▸ Written instruction: Copy every line that mentions the word "ĐỘNG".

Stored items from a collection
----------------

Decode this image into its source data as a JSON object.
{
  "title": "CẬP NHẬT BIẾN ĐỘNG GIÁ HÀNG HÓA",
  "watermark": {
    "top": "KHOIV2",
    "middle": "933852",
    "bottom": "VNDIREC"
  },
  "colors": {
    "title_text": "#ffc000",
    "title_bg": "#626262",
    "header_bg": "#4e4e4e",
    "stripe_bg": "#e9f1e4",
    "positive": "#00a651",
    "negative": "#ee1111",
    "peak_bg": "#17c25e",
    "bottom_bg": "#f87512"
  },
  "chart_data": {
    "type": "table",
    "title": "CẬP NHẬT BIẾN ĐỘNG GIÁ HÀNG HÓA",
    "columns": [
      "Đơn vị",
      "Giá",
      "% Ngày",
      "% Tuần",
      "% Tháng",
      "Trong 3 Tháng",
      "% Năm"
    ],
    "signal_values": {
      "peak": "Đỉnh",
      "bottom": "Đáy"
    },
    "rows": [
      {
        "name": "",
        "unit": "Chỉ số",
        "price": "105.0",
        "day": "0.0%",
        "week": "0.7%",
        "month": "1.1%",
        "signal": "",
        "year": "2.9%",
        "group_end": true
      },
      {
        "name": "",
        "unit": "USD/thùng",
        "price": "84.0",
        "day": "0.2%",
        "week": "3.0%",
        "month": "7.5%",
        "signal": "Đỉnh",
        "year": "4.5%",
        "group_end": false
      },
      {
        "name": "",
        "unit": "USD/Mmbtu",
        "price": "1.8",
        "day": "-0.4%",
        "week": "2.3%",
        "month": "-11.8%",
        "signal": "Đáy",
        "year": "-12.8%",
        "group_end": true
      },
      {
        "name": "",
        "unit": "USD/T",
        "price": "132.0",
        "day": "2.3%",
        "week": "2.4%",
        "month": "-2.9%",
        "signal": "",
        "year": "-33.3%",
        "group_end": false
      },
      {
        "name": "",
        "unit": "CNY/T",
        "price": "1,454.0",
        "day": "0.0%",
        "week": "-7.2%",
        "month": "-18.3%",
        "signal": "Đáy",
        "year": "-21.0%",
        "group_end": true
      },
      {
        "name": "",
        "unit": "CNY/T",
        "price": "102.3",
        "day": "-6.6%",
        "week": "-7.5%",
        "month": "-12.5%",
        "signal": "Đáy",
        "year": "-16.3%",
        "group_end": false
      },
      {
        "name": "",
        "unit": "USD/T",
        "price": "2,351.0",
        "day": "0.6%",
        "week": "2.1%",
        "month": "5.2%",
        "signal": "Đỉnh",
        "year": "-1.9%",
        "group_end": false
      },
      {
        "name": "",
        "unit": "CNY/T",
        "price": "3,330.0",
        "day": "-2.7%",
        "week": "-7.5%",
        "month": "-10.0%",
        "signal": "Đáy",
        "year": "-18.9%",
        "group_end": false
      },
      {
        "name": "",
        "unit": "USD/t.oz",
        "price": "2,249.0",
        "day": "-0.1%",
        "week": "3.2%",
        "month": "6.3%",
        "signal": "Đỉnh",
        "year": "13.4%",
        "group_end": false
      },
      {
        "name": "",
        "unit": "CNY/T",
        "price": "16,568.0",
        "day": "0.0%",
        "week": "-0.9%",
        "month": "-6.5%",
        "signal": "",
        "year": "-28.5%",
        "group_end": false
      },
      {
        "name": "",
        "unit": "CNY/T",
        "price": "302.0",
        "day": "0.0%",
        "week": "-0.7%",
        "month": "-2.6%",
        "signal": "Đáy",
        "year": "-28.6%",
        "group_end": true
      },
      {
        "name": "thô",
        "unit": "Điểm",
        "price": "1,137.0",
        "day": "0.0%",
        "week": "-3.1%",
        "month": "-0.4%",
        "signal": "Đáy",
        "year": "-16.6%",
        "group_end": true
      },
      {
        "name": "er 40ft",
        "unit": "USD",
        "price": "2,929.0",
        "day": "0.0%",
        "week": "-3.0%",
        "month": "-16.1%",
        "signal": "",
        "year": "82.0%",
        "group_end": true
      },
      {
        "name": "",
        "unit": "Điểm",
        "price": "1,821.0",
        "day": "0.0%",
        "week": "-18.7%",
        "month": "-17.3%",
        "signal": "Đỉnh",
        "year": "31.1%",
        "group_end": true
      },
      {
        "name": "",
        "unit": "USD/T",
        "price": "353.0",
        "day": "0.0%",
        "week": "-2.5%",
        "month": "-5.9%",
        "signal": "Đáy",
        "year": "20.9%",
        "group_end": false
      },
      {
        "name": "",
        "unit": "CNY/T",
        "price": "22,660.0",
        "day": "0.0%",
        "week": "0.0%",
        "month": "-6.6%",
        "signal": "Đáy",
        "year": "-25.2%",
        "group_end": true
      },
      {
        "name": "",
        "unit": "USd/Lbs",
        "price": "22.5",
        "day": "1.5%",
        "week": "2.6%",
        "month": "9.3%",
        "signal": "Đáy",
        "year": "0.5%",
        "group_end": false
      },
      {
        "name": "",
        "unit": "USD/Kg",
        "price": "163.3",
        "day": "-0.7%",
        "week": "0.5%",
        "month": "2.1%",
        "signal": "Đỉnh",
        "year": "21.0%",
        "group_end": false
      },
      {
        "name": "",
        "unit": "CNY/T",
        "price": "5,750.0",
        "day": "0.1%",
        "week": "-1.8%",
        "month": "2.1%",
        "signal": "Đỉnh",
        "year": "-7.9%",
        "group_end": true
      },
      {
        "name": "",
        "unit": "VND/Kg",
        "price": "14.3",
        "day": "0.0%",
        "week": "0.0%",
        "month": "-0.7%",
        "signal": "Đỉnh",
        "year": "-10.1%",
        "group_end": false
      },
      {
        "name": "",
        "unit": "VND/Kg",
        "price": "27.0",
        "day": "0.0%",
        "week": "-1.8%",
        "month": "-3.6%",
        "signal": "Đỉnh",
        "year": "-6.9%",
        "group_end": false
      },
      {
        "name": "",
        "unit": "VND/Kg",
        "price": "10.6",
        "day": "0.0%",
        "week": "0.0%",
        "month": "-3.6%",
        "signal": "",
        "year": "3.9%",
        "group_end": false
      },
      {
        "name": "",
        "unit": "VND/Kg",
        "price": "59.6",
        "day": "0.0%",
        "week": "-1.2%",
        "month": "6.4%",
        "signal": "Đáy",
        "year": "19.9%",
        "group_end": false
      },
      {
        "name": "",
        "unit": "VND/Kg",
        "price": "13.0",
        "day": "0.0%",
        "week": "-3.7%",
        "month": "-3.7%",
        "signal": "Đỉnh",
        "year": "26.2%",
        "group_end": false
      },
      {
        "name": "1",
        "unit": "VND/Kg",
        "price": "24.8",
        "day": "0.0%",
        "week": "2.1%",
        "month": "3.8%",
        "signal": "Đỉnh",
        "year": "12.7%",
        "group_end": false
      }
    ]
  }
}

----------------

▸ Correct output:
  "title": "CẬP NHẬT BIẾN ĐỘNG GIÁ HÀNG HÓA",
    "title": "CẬP NHẬT BIẾN ĐỘNG GIÁ HÀNG HÓA",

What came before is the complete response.